╭─ Entries
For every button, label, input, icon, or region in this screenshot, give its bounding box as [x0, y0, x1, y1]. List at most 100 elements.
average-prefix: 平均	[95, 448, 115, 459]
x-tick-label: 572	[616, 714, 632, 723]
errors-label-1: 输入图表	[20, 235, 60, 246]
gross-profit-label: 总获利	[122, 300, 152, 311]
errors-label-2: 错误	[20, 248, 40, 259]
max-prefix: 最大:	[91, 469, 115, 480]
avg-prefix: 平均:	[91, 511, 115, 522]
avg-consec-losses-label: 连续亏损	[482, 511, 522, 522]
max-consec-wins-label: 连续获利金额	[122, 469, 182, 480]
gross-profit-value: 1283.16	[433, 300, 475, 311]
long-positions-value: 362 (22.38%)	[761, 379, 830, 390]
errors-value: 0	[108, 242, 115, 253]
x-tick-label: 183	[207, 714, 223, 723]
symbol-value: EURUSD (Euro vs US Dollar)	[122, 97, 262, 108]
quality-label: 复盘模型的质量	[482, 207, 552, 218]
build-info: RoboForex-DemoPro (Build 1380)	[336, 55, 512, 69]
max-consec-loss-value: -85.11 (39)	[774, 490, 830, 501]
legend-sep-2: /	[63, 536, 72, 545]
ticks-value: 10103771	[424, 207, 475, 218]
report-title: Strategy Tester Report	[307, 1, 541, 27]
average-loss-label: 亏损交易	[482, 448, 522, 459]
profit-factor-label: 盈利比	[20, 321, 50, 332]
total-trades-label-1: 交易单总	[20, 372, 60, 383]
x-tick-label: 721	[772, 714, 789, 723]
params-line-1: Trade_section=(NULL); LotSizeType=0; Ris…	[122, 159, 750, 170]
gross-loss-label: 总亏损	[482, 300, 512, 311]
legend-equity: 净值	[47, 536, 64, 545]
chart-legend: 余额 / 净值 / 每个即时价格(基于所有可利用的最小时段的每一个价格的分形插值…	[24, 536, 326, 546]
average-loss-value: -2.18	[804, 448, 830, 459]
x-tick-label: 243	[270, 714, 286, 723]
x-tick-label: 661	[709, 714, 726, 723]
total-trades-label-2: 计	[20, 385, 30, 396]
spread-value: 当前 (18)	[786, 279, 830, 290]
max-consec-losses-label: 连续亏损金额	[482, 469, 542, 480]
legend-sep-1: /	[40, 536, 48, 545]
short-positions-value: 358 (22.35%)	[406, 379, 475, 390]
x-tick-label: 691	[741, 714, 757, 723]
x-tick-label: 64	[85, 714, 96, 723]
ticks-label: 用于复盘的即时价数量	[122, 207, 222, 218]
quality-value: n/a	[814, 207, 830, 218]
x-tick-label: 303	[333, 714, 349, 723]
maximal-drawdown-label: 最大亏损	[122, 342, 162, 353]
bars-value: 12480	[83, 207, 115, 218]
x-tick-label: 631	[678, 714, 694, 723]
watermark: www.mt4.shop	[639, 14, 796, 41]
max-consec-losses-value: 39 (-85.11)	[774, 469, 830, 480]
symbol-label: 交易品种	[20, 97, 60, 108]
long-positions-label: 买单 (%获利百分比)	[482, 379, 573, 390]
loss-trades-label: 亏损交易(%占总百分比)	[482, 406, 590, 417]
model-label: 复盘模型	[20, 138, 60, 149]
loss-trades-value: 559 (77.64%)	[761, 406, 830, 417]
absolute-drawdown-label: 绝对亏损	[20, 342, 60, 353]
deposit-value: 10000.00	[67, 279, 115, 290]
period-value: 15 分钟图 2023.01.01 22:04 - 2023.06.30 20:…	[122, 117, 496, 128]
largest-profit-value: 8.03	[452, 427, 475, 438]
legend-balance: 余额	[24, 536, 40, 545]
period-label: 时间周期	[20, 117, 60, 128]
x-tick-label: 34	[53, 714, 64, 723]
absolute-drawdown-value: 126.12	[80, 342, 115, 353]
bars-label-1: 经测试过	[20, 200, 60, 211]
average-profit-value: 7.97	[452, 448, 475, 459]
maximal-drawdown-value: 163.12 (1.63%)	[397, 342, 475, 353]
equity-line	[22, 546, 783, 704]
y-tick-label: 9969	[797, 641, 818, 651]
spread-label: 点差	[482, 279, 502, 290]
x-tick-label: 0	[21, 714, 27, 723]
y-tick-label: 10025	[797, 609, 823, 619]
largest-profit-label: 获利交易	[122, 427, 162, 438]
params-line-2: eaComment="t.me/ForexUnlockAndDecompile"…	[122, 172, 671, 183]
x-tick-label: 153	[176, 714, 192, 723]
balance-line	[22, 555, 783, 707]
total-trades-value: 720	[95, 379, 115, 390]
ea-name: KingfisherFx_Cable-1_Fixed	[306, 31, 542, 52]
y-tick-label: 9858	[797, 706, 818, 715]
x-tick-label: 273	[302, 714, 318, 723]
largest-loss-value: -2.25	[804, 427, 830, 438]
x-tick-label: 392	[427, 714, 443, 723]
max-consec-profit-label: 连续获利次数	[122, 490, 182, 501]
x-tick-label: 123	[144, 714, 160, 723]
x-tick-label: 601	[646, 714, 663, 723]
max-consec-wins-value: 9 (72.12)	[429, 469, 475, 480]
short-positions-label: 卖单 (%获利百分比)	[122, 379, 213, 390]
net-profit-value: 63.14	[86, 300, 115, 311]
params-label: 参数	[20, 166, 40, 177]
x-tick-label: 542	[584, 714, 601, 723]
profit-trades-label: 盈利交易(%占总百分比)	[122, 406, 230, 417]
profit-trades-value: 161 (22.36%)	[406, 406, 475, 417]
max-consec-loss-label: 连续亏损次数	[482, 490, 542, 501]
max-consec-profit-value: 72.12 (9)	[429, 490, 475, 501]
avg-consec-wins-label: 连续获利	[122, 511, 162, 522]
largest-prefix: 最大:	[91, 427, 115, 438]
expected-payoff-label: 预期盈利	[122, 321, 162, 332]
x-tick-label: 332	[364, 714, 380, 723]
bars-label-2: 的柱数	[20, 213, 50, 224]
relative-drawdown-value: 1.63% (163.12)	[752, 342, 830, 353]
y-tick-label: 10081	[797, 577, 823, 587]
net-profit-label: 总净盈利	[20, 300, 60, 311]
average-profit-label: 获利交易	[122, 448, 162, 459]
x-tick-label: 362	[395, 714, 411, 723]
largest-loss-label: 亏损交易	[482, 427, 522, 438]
╰─
■ Exercise directions:
Can you copy the entire listing above line for line, without changing a single character?

■ Worked answer:
For every button, label, input, icon, or region in this screenshot, give its bounding box as [x0, y0, x1, y1]. List at most 100 elements.
average-prefix: 平均	[95, 448, 115, 459]
x-tick-label: 572	[616, 714, 632, 723]
errors-label-1: 输入图表	[20, 235, 60, 246]
gross-profit-label: 总获利	[122, 300, 152, 311]
errors-label-2: 错误	[20, 248, 40, 259]
max-prefix: 最大:	[91, 469, 115, 480]
avg-prefix: 平均:	[91, 511, 115, 522]
avg-consec-losses-label: 连续亏损	[482, 511, 522, 522]
max-consec-wins-label: 连续获利金额	[122, 469, 182, 480]
gross-profit-value: 1283.16	[433, 300, 475, 311]
long-positions-value: 362 (22.38%)	[761, 379, 830, 390]
errors-value: 0	[108, 242, 115, 253]
x-tick-label: 183	[207, 714, 223, 723]
symbol-value: EURUSD (Euro vs US Dollar)	[122, 97, 262, 108]
quality-label: 复盘模型的质量	[482, 207, 552, 218]
build-info: RoboForex-DemoPro (Build 1380)	[336, 55, 512, 69]
max-consec-loss-value: -85.11 (39)	[774, 490, 830, 501]
legend-sep-2: /	[63, 536, 72, 545]
ticks-value: 10103771	[424, 207, 475, 218]
report-title: Strategy Tester Report	[307, 1, 541, 27]
average-loss-label: 亏损交易	[482, 448, 522, 459]
profit-factor-label: 盈利比	[20, 321, 50, 332]
total-trades-label-1: 交易单总	[20, 372, 60, 383]
x-tick-label: 721	[772, 714, 789, 723]
params-line-1: Trade_section=(NULL); LotSizeType=0; Ris…	[122, 159, 750, 170]
gross-loss-label: 总亏损	[482, 300, 512, 311]
legend-equity: 净值	[47, 536, 64, 545]
chart-legend: 余额 / 净值 / 每个即时价格(基于所有可利用的最小时段的每一个价格的分形插值…	[24, 536, 326, 546]
average-loss-value: -2.18	[804, 448, 830, 459]
x-tick-label: 243	[270, 714, 286, 723]
x-tick-label: 661	[709, 714, 726, 723]
total-trades-label-2: 计	[20, 385, 30, 396]
spread-value: 当前 (18)	[786, 279, 830, 290]
max-consec-losses-label: 连续亏损金额	[482, 469, 542, 480]
legend-sep-1: /	[40, 536, 48, 545]
short-positions-value: 358 (22.35%)	[406, 379, 475, 390]
x-tick-label: 691	[741, 714, 757, 723]
x-tick-label: 64	[85, 714, 96, 723]
ticks-label: 用于复盘的即时价数量	[122, 207, 222, 218]
quality-value: n/a	[814, 207, 830, 218]
x-tick-label: 303	[333, 714, 349, 723]
maximal-drawdown-label: 最大亏损	[122, 342, 162, 353]
bars-value: 12480	[83, 207, 115, 218]
x-tick-label: 631	[678, 714, 694, 723]
watermark: www.mt4.shop	[639, 14, 796, 41]
max-consec-losses-value: 39 (-85.11)	[774, 469, 830, 480]
symbol-label: 交易品种	[20, 97, 60, 108]
long-positions-label: 买单 (%获利百分比)	[482, 379, 573, 390]
loss-trades-label: 亏损交易(%占总百分比)	[482, 406, 590, 417]
model-label: 复盘模型	[20, 138, 60, 149]
loss-trades-value: 559 (77.64%)	[761, 406, 830, 417]
absolute-drawdown-label: 绝对亏损	[20, 342, 60, 353]
deposit-value: 10000.00	[67, 279, 115, 290]
period-value: 15 分钟图 2023.01.01 22:04 - 2023.06.30 20:…	[122, 117, 496, 128]
largest-profit-value: 8.03	[452, 427, 475, 438]
legend-balance: 余额	[24, 536, 40, 545]
period-label: 时间周期	[20, 117, 60, 128]
x-tick-label: 34	[53, 714, 64, 723]
absolute-drawdown-value: 126.12	[80, 342, 115, 353]
bars-label-1: 经测试过	[20, 200, 60, 211]
average-profit-value: 7.97	[452, 448, 475, 459]
maximal-drawdown-value: 163.12 (1.63%)	[397, 342, 475, 353]
equity-line	[22, 546, 783, 704]
y-tick-label: 9969	[797, 641, 818, 651]
spread-label: 点差	[482, 279, 502, 290]
x-tick-label: 0	[21, 714, 27, 723]
y-tick-label: 10025	[797, 609, 823, 619]
largest-profit-label: 获利交易	[122, 427, 162, 438]
params-line-2: eaComment="t.me/ForexUnlockAndDecompile"…	[122, 172, 671, 183]
x-tick-label: 153	[176, 714, 192, 723]
balance-line	[22, 555, 783, 707]
total-trades-value: 720	[95, 379, 115, 390]
ea-name: KingfisherFx_Cable-1_Fixed	[306, 31, 542, 52]
y-tick-label: 9858	[797, 706, 818, 715]
x-tick-label: 273	[302, 714, 318, 723]
largest-loss-value: -2.25	[804, 427, 830, 438]
x-tick-label: 392	[427, 714, 443, 723]
max-consec-profit-label: 连续获利次数	[122, 490, 182, 501]
x-tick-label: 123	[144, 714, 160, 723]
x-tick-label: 601	[646, 714, 663, 723]
max-consec-wins-value: 9 (72.12)	[429, 469, 475, 480]
short-positions-label: 卖单 (%获利百分比)	[122, 379, 213, 390]
net-profit-value: 63.14	[86, 300, 115, 311]
params-label: 参数	[20, 166, 40, 177]
x-tick-label: 542	[584, 714, 601, 723]
profit-trades-label: 盈利交易(%占总百分比)	[122, 406, 230, 417]
profit-trades-value: 161 (22.36%)	[406, 406, 475, 417]
max-consec-loss-label: 连续亏损次数	[482, 490, 542, 501]
max-consec-profit-value: 72.12 (9)	[429, 490, 475, 501]
avg-consec-wins-label: 连续获利	[122, 511, 162, 522]
largest-prefix: 最大:	[91, 427, 115, 438]
expected-payoff-label: 预期盈利	[122, 321, 162, 332]
x-tick-label: 332	[364, 714, 380, 723]
bars-label-2: 的柱数	[20, 213, 50, 224]
relative-drawdown-value: 1.63% (163.12)	[752, 342, 830, 353]
y-tick-label: 10081	[797, 577, 823, 587]
net-profit-label: 总净盈利	[20, 300, 60, 311]
average-profit-label: 获利交易	[122, 448, 162, 459]
x-tick-label: 362	[395, 714, 411, 723]
largest-loss-label: 亏损交易	[482, 427, 522, 438]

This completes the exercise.